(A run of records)
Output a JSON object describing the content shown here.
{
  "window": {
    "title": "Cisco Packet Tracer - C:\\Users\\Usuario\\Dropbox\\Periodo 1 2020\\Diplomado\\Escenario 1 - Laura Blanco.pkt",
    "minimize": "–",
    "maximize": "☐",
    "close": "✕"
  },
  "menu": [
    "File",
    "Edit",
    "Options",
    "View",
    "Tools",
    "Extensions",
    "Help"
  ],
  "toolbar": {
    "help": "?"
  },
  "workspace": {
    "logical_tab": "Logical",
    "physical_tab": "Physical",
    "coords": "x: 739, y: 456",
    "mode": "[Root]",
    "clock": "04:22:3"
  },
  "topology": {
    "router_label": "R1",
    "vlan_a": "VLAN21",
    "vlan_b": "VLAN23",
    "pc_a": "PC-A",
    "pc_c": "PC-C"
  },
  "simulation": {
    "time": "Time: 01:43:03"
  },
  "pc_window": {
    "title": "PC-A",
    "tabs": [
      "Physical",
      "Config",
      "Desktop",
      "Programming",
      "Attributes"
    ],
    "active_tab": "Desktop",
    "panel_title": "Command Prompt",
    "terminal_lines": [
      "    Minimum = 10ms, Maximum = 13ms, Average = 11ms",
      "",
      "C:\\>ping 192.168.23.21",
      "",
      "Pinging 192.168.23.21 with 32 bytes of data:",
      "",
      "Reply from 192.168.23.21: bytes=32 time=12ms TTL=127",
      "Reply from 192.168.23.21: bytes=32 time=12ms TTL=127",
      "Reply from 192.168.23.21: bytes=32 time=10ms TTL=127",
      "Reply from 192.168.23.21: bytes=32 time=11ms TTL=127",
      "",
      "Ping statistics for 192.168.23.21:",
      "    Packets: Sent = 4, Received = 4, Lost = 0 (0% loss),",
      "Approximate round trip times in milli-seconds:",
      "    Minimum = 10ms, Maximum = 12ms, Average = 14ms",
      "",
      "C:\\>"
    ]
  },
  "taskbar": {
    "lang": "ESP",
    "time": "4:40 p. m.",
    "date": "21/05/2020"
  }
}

» **TASK TO COMPLETE**
In the listing above, count each line that holds the string "Maximum". Give the number only.

» **SOLUTION FOR THIS PROBLEM**
2